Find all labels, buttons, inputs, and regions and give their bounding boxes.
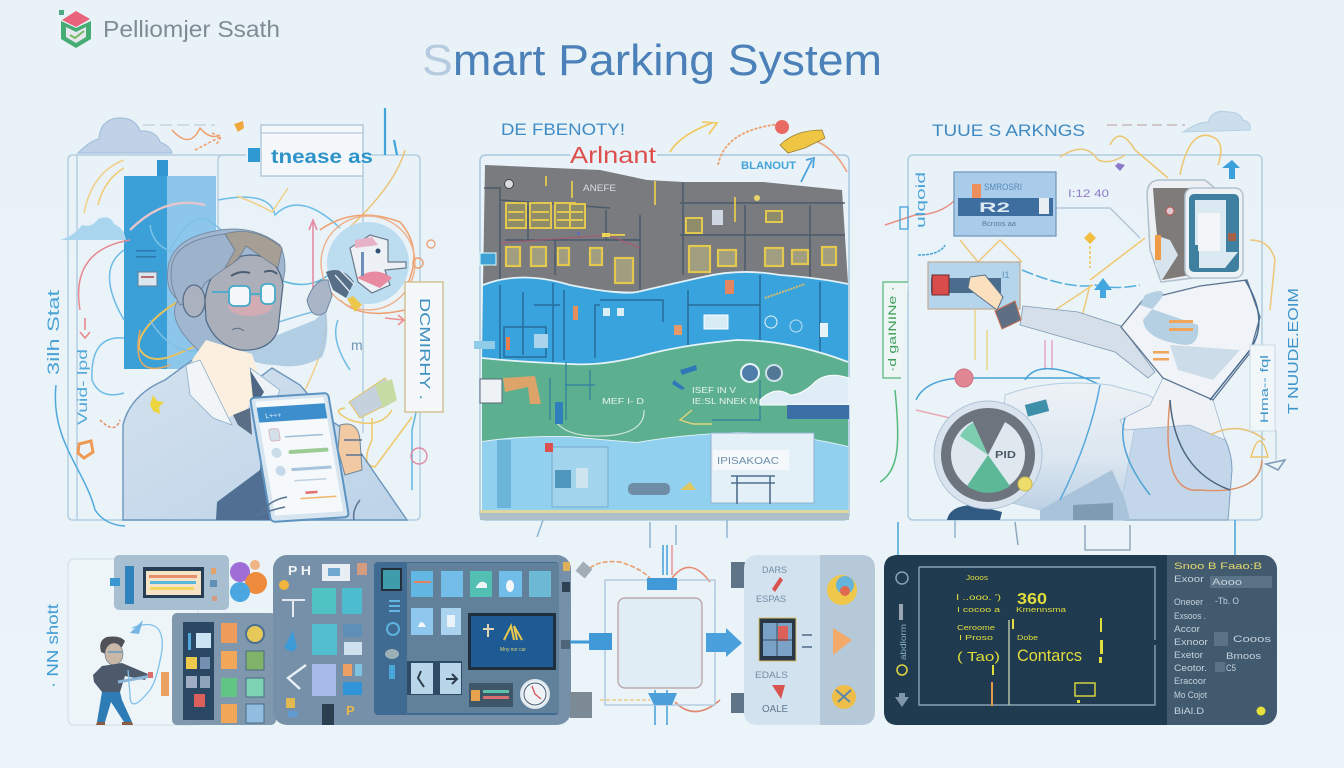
vertical label: 3ilh Stat: 3ilh Stat: [44, 290, 63, 375]
icon: colour circle: [827, 575, 857, 605]
console right: settings list: -Tb. O: [1215, 596, 1239, 606]
vertical green box: [883, 282, 908, 378]
console text: yellow readouts: Dobe: [1017, 635, 1038, 642]
engine base dark: [947, 505, 1002, 520]
side wires: [590, 545, 720, 725]
sidebar icons: [382, 569, 401, 679]
console right: settings list: Exetor: [1174, 650, 1203, 660]
icon: colour splash: [230, 560, 267, 602]
title: Smart Parking System: [422, 36, 882, 85]
arrows and diamonds: [1084, 160, 1240, 298]
vertical label left small: ulqoid: [913, 172, 928, 228]
logo: [59, 10, 280, 48]
card: status top: [954, 172, 1056, 236]
icon: round pin: [411, 448, 427, 464]
step labels: DARS: [762, 565, 787, 575]
collar: [186, 360, 232, 425]
left column icons: [279, 563, 367, 725]
connector top: [647, 578, 677, 590]
console text: yellow readouts: Ceroome: [957, 625, 995, 632]
device icon: [759, 618, 796, 661]
heading: DE FBENOTY: DE FBENOTY!: [501, 120, 625, 139]
console right: settings list: BiAl.D: [1174, 706, 1205, 716]
console text: yellow readouts: Kmennsma: [1016, 607, 1066, 614]
icon: flashlight: [326, 270, 362, 312]
layer: green zone: ISEF IN V: [692, 386, 737, 395]
console side icons: [895, 572, 909, 707]
label: m: m: [351, 337, 363, 353]
panel: dark status console: [884, 555, 1277, 725]
card: status top: R2: [979, 199, 1010, 215]
icon: blue cloud: [60, 217, 126, 240]
arrow right: [706, 628, 742, 657]
icon: orange cone: [833, 628, 852, 655]
icon: yellow gear: [832, 685, 856, 709]
top hair: [225, 231, 282, 268]
tile rows: [407, 571, 551, 695]
chart: pie on engine: [934, 399, 1049, 509]
layer: grey building: [480, 165, 848, 292]
tablet: [250, 393, 349, 522]
mini chart: [469, 683, 513, 707]
panel frame: [68, 125, 420, 520]
right hand: [338, 424, 362, 475]
console text: yellow readouts: I cocoo a: [957, 607, 1000, 614]
legs: [97, 692, 132, 722]
parking kiosk: [480, 379, 502, 403]
torso: [93, 663, 148, 692]
console right: settings list: Accor: [1174, 624, 1200, 634]
card: status top: SMROSRI: [984, 182, 1022, 192]
connector lines: [880, 125, 1275, 482]
arrows: [80, 108, 404, 338]
icon: red junction: [955, 369, 973, 387]
layer: grey building: ANEFE: [583, 183, 616, 193]
heading: Arlnant: Arlnant: [570, 142, 657, 168]
step label two: ESPAS: [756, 594, 786, 604]
chart frame: [919, 567, 1155, 705]
console right: settings list: Exsoos .: [1174, 611, 1206, 621]
person: man with tool: [93, 620, 169, 725]
panel: left person with tablet: [44, 108, 443, 526]
device: monitor card: [110, 555, 229, 610]
panel frame: [480, 155, 849, 520]
person: woman with glasses: [123, 229, 407, 522]
console right: settings list: Mo Cojot: [1174, 690, 1207, 700]
console right: settings list: C5: [1226, 663, 1236, 673]
panel frame: [68, 559, 198, 725]
screen: blue display: [468, 613, 556, 670]
vest: [216, 430, 282, 520]
console text: yellow readouts: Contarcs: [1017, 646, 1082, 665]
icon: logo cube: [59, 10, 91, 48]
icon: yellow horn: [780, 130, 825, 153]
console text: yellow readouts: Jooos: [966, 575, 989, 582]
hand: [968, 275, 1003, 310]
panel: process steps: [744, 555, 875, 725]
cuff: [995, 301, 1021, 329]
fingers: [256, 440, 363, 520]
person: astronaut: [947, 180, 1276, 520]
console right: settings list: Snoo B Faao:B: [1174, 561, 1262, 571]
chart: pie on engine: PID: [995, 450, 1016, 461]
side blocks: [570, 562, 745, 718]
console text: yellow readouts: I Proso: [959, 635, 993, 642]
blue tower: [124, 160, 216, 369]
label: BLANOUT: BLANOUT: [741, 160, 796, 172]
console right: settings list: Bmoos: [1226, 651, 1262, 661]
logo wordmark: Pelliomjer Ssath: [103, 16, 280, 42]
ear: [183, 285, 205, 317]
card: status top: Bcroos aa: [982, 221, 1016, 228]
icon: red badge: [775, 120, 789, 134]
console text: yellow readouts: 360: [1017, 591, 1047, 608]
console right: settings list: Ceotor.: [1174, 663, 1207, 673]
layer: green zone: MEF I- D: [602, 397, 644, 406]
engine body: [1000, 383, 1156, 510]
step one mark: [772, 577, 783, 592]
callout: vertical label box: [1250, 345, 1275, 431]
console text: yellow readouts: ( Tao): [957, 649, 1000, 664]
layer: green zone: IE:SL NNEK M: [692, 397, 758, 406]
torso: [1121, 280, 1260, 400]
icon: bird badge: [321, 216, 435, 310]
vertical label: nuude eoim: T NUUDE.EOIM: [1285, 288, 1302, 414]
translucent hair wave: [205, 310, 327, 366]
yellow windows row two: [506, 246, 836, 283]
step three mark: [772, 685, 785, 699]
blush: [228, 296, 272, 316]
orange chest marks: [1153, 320, 1193, 360]
icon: orange pin: [78, 441, 93, 458]
vertical box: DCMIRHY: DCMIRHY .: [416, 298, 433, 400]
arm: [1020, 306, 1155, 378]
panel: centre parking map: [474, 120, 849, 520]
console right: settings list: Exnoor: [1174, 637, 1208, 647]
hand holding light: [307, 280, 332, 315]
shoes: [96, 722, 133, 725]
console side icons: abdlorm: [899, 624, 908, 660]
layer: blue zone: [474, 272, 848, 365]
tool: [118, 675, 153, 682]
console right: settings list: Cooos: [1233, 634, 1272, 644]
icon: grey cloud: [78, 118, 172, 153]
tablet: L+++: [265, 412, 282, 420]
icon: orange tag: [234, 121, 244, 132]
diagram: central connector hub: [570, 545, 745, 725]
yellow windows row one: [506, 203, 782, 233]
toolbar text: P H: [288, 563, 311, 578]
inner dashboard: [374, 562, 559, 715]
panel: phone screen grid: [172, 613, 276, 725]
vertical label: Vuid-lpd: Vuid- lpd: [74, 349, 90, 425]
helmet: [1147, 180, 1243, 282]
panel: main dashboard: [273, 555, 571, 725]
card: control slot: I1: [1002, 270, 1010, 280]
engine lower shade: [1040, 470, 1130, 520]
upper decorative arrows: [670, 122, 847, 182]
step label three: EDALS: [755, 670, 788, 680]
parking building sign: IPISAKOAC: [717, 456, 779, 467]
icon: clock: [521, 680, 549, 708]
glasses: [212, 284, 275, 306]
console right: settings list: Oneoer: [1174, 597, 1203, 607]
face: [205, 255, 283, 350]
head: [105, 643, 123, 665]
console text: yellow readouts: [956, 575, 1103, 706]
vertical green box: ·d gaININe ·: [887, 286, 899, 372]
side hair: [171, 234, 240, 305]
suit wires: [1060, 280, 1276, 500]
panel: right astronaut technician: [880, 111, 1302, 520]
console right: settings list: [1174, 561, 1272, 716]
parking building sign: [711, 433, 814, 504]
connector centre square: [618, 598, 702, 688]
icon: cloud: [1183, 111, 1250, 132]
dash icons: [802, 635, 812, 647]
step label four: OALE: [762, 704, 788, 715]
callout: vertical label box: Hma-- fql: [1259, 355, 1271, 423]
small blue tag: [900, 207, 908, 229]
heading: TUUE S ARKNGS: TUUE S ARKNGS: [932, 121, 1085, 140]
jacket: [123, 358, 407, 520]
vertical box: DCMIRHY: [405, 282, 443, 412]
console text: yellow readouts: I ..ooo. '): [956, 593, 1001, 602]
console right: settings list: Aooo: [1212, 577, 1242, 587]
screen: blue display: Mny nor car: [500, 647, 526, 653]
icon: hanging bell and bow: [1251, 441, 1285, 470]
console right: settings list: Exoor: [1174, 574, 1204, 584]
console right: settings list: Eracoor: [1174, 676, 1206, 686]
callout: tnease as: tnease as: [271, 147, 373, 168]
label: 1:12 40: I:12 40: [1068, 188, 1109, 200]
hair: [100, 636, 125, 655]
hair back: [167, 229, 285, 352]
left column icons: P: [346, 703, 355, 718]
lower suit: [1122, 405, 1232, 520]
connector bottom: [648, 693, 677, 705]
panel frame: [908, 155, 1262, 520]
icon: star badge: [150, 395, 164, 414]
layer: green zone: [480, 340, 849, 447]
layer: light blue street: [480, 433, 849, 520]
curved connector lines: [55, 128, 420, 526]
connectors between rows: [537, 520, 1235, 555]
vertical label: NN shott: · NN shott: [45, 603, 62, 688]
neck: [192, 340, 262, 420]
connector left: [570, 633, 612, 650]
panel: bottom app screens: [45, 555, 571, 725]
icon: green cup: [349, 378, 397, 418]
waist connection: [1120, 378, 1225, 440]
card: control slot: [928, 262, 1020, 309]
callout: tnease as: [248, 125, 373, 176]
________________
### Request
Return the material from the line containing "vertical label: 3ilh" through the line containing "icon: orange cone: [833, 628, 852, 655]", copied unchanged. Include both of those lines.

### Solution below
vertical label: 3ilh Stat: 3ilh Stat: [44, 290, 63, 375]
icon: colour circle: [827, 575, 857, 605]
console right: settings list: -Tb. O: [1215, 596, 1239, 606]
vertical green box: [883, 282, 908, 378]
console text: yellow readouts: Dobe: [1017, 635, 1038, 642]
engine base dark: [947, 505, 1002, 520]
side wires: [590, 545, 720, 725]
sidebar icons: [382, 569, 401, 679]
console right: settings list: Exetor: [1174, 650, 1203, 660]
icon: colour splash: [230, 560, 267, 602]
title: Smart Parking System: [422, 36, 882, 85]
arrows and diamonds: [1084, 160, 1240, 298]
vertical label left small: ulqoid: [913, 172, 928, 228]
logo: [59, 10, 280, 48]
card: status top: [954, 172, 1056, 236]
icon: round pin: [411, 448, 427, 464]
step labels: DARS: [762, 565, 787, 575]
collar: [186, 360, 232, 425]
left column icons: [279, 563, 367, 725]
connector top: [647, 578, 677, 590]
console text: yellow readouts: Ceroome: [957, 625, 995, 632]
device icon: [759, 618, 796, 661]
heading: DE FBENOTY: DE FBENOTY!: [501, 120, 625, 139]
console right: settings list: BiAl.D: [1174, 706, 1205, 716]
console text: yellow readouts: Kmennsma: [1016, 607, 1066, 614]
icon: flashlight: [326, 270, 362, 312]
layer: green zone: ISEF IN V: [692, 386, 737, 395]
console side icons: [895, 572, 909, 707]
label: m: m: [351, 337, 363, 353]
panel: dark status console: [884, 555, 1277, 725]
card: status top: R2: [979, 199, 1010, 215]
icon: blue cloud: [60, 217, 126, 240]
arrow right: [706, 628, 742, 657]
icon: orange cone: [833, 628, 852, 655]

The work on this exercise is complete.